▶ [DATA TO PROCESS]:
'''
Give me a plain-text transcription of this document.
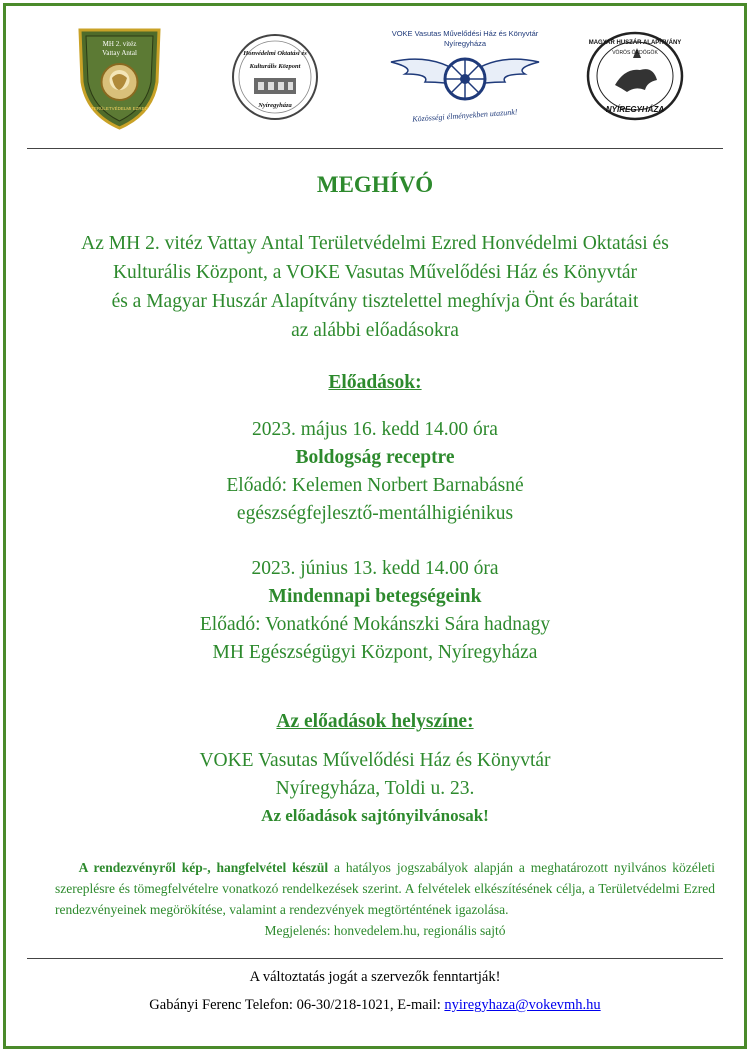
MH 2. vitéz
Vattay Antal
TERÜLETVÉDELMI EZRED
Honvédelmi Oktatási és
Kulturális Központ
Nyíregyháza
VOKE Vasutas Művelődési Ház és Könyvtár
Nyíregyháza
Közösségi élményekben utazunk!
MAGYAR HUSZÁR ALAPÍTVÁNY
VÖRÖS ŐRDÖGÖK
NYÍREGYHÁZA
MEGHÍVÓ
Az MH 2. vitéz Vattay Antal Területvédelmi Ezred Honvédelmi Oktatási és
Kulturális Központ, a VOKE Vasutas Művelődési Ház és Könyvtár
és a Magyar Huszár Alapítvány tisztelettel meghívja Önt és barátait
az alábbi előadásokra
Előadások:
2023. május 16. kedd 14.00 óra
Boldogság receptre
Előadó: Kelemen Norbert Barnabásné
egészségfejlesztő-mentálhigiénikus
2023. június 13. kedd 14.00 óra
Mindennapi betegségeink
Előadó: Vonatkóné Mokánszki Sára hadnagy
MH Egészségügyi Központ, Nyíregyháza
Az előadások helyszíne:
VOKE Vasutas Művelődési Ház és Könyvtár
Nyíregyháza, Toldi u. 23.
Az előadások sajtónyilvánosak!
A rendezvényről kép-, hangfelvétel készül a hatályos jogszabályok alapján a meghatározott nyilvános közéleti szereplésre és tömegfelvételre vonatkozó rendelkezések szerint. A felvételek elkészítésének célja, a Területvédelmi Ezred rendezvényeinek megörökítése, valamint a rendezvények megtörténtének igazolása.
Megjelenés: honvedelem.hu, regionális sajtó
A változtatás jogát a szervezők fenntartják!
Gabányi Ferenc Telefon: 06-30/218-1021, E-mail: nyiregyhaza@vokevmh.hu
'''
'''
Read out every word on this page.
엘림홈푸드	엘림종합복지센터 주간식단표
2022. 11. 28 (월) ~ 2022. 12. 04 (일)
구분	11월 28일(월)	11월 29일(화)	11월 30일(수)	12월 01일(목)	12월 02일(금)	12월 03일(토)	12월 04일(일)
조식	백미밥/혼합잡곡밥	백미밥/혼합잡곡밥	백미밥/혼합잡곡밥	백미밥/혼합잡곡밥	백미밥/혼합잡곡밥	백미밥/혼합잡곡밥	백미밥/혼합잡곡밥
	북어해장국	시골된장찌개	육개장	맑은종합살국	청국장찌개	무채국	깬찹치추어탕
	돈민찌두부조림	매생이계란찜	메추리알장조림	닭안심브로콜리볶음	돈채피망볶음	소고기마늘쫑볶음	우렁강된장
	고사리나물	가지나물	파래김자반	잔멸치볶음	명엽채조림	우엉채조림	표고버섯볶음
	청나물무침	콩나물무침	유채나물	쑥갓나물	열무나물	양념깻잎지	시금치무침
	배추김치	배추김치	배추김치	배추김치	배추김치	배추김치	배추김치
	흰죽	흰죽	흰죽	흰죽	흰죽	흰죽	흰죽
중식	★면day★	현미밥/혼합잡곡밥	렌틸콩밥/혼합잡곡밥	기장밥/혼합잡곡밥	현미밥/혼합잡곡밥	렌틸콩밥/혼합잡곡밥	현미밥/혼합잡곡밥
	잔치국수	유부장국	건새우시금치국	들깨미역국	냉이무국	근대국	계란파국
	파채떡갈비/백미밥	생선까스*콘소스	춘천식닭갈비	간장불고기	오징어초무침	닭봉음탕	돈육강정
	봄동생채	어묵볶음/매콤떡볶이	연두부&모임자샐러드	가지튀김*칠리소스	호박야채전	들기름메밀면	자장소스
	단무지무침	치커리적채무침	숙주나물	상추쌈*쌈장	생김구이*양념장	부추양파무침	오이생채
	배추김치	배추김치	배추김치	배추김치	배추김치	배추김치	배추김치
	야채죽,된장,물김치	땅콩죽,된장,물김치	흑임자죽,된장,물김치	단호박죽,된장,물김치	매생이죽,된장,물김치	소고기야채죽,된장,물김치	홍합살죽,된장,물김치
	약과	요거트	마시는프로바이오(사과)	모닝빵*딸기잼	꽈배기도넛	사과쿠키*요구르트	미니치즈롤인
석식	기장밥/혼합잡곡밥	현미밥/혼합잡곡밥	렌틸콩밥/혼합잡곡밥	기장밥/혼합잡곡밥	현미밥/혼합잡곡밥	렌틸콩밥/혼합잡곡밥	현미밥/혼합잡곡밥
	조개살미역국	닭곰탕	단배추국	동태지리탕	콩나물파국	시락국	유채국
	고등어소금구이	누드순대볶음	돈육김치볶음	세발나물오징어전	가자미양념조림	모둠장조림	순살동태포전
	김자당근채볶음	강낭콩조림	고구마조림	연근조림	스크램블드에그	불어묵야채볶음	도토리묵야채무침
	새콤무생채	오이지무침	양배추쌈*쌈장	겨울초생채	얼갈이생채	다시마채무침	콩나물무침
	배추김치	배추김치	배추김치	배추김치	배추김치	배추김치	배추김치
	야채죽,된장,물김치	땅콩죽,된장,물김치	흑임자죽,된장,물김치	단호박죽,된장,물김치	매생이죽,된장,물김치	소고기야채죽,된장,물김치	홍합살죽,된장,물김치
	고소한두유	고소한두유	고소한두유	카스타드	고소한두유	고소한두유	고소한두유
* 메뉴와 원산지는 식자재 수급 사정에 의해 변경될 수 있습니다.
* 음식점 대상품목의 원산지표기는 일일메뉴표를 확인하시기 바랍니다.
'''
▶ [CHALLENGE]:
Go over the records above line by line and count those holding the word "Oktatási". Reply only with the number.

▶ [WRITTEN REPLY]:
2